▶ JOB:
In the material below, the lines containing the word "test" are required; copy each of them.

▶ DATA IN THIS EXERCISE:
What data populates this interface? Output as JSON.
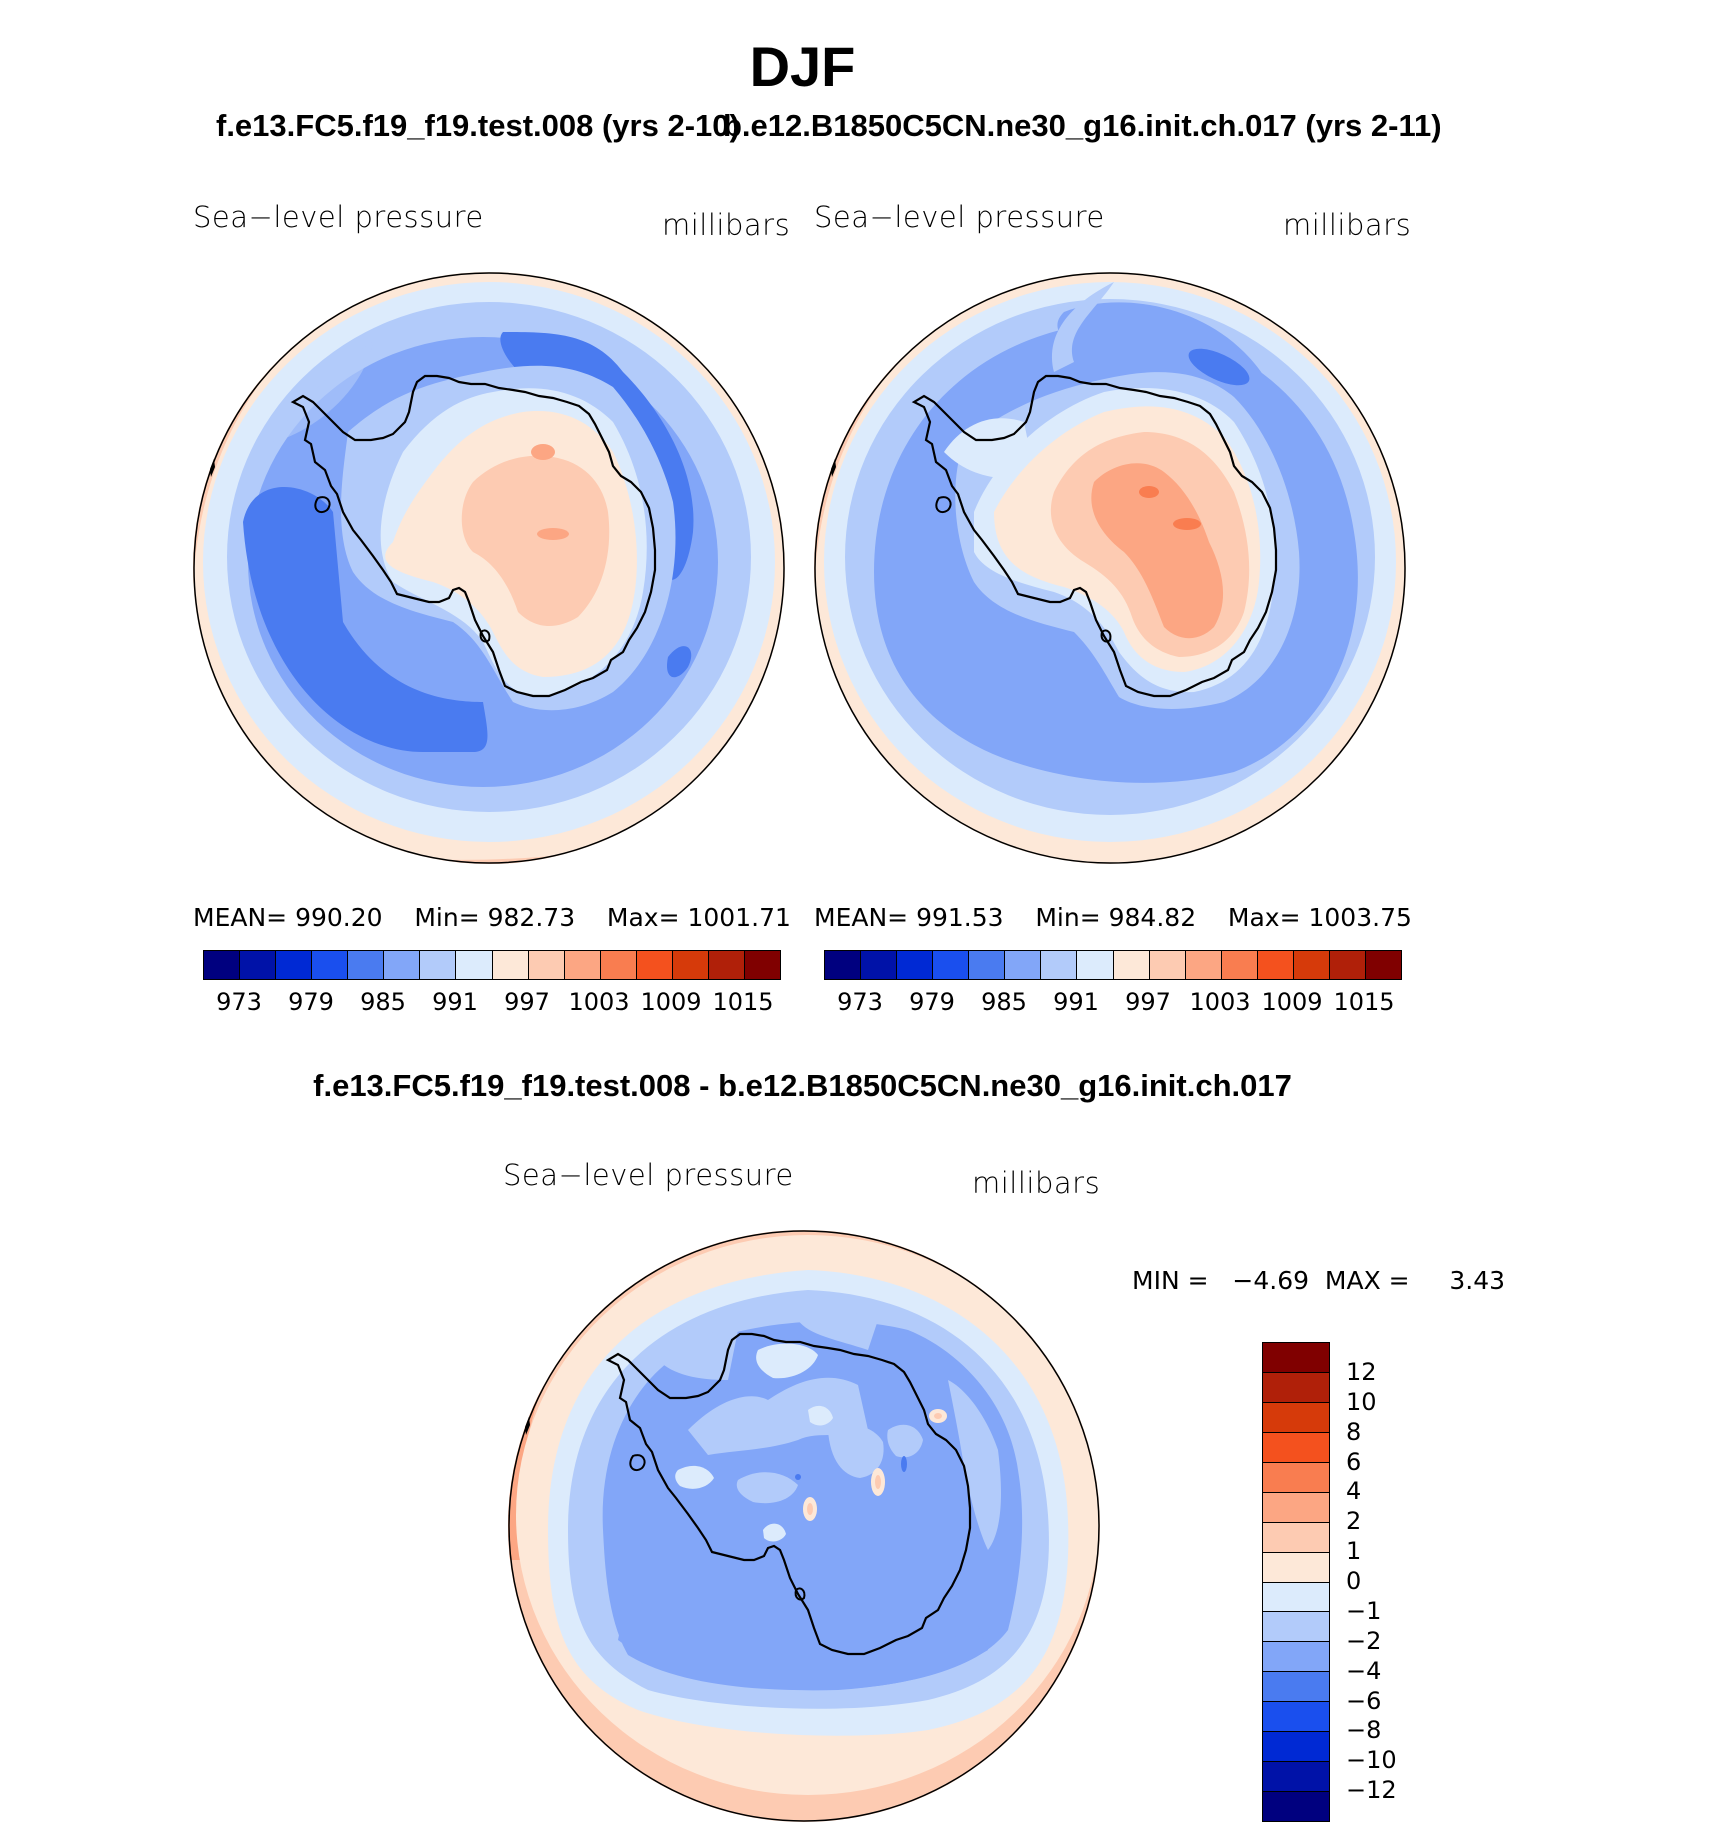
{
  "title": "DJF",
  "panels": [
    {
      "case_title": "f.e13.FC5.f19_f19.test.008 (yrs 2-10)",
      "left_label": "Sea−level pressure",
      "right_label": "millibars",
      "stats": {
        "mean_label": "MEAN=",
        "mean": "990.20",
        "min_label": "Min=",
        "min": "982.73",
        "max_label": "Max=",
        "max": "1001.71"
      },
      "colorbar_ticks": [
        "973",
        "979",
        "985",
        "991",
        "997",
        "1003",
        "1009",
        "1015"
      ]
    },
    {
      "case_title": "b.e12.B1850C5CN.ne30_g16.init.ch.017 (yrs 2-11)",
      "left_label": "Sea−level pressure",
      "right_label": "millibars",
      "stats": {
        "mean_label": "MEAN=",
        "mean": "991.53",
        "min_label": "Min=",
        "min": "984.82",
        "max_label": "Max=",
        "max": "1003.75"
      },
      "colorbar_ticks": [
        "973",
        "979",
        "985",
        "991",
        "997",
        "1003",
        "1009",
        "1015"
      ]
    }
  ],
  "difference": {
    "title": "f.e13.FC5.f19_f19.test.008 - b.e12.B1850C5CN.ne30_g16.init.ch.017",
    "left_label": "Sea−level pressure",
    "right_label": "millibars",
    "min_label": "MIN =",
    "min": "−4.69",
    "max_label": "MAX =",
    "max": "3.43",
    "colorbar_ticks": [
      "12",
      "10",
      "8",
      "6",
      "4",
      "2",
      "1",
      "0",
      "−1",
      "−2",
      "−4",
      "−6",
      "−8",
      "−10",
      "−12"
    ]
  },
  "palette": [
    "#00007f",
    "#0012a8",
    "#0029d4",
    "#1a4fee",
    "#4a7bf0",
    "#82a6f8",
    "#b2cbfa",
    "#dcebfc",
    "#fde8d8",
    "#fdcbb2",
    "#fca683",
    "#f97d50",
    "#f4511e",
    "#d63a0a",
    "#b02009",
    "#800000"
  ],
  "chart_data": [
    {
      "type": "heatmap",
      "title": "f.e13.FC5.f19_f19.test.008 (yrs 2-10)",
      "variable": "Sea−level pressure",
      "units": "millibars",
      "projection": "south polar stereographic",
      "levels": [
        973,
        976,
        979,
        982,
        985,
        988,
        991,
        994,
        997,
        1000,
        1003,
        1006,
        1009,
        1012,
        1015
      ],
      "mean": 990.2,
      "min": 982.73,
      "max": 1001.71
    },
    {
      "type": "heatmap",
      "title": "b.e12.B1850C5CN.ne30_g16.init.ch.017 (yrs 2-11)",
      "variable": "Sea−level pressure",
      "units": "millibars",
      "projection": "south polar stereographic",
      "levels": [
        973,
        976,
        979,
        982,
        985,
        988,
        991,
        994,
        997,
        1000,
        1003,
        1006,
        1009,
        1012,
        1015
      ],
      "mean": 991.53,
      "min": 984.82,
      "max": 1003.75
    },
    {
      "type": "heatmap",
      "title": "f.e13.FC5.f19_f19.test.008 - b.e12.B1850C5CN.ne30_g16.init.ch.017",
      "variable": "Sea−level pressure",
      "units": "millibars",
      "projection": "south polar stereographic",
      "levels": [
        -12,
        -10,
        -8,
        -6,
        -4,
        -2,
        -1,
        0,
        1,
        2,
        4,
        6,
        8,
        10,
        12
      ],
      "min": -4.69,
      "max": 3.43
    }
  ]
}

▶ EXERCISE OUTPUT:
      "case_title": "f.e13.FC5.f19_f19.test.008 (yrs 2-10)",
    "title": "f.e13.FC5.f19_f19.test.008 - b.e12.B1850C5CN.ne30_g16.init.ch.017",
      "title": "f.e13.FC5.f19_f19.test.008 (yrs 2-10)",
      "title": "f.e13.FC5.f19_f19.test.008 - b.e12.B1850C5CN.ne30_g16.init.ch.017",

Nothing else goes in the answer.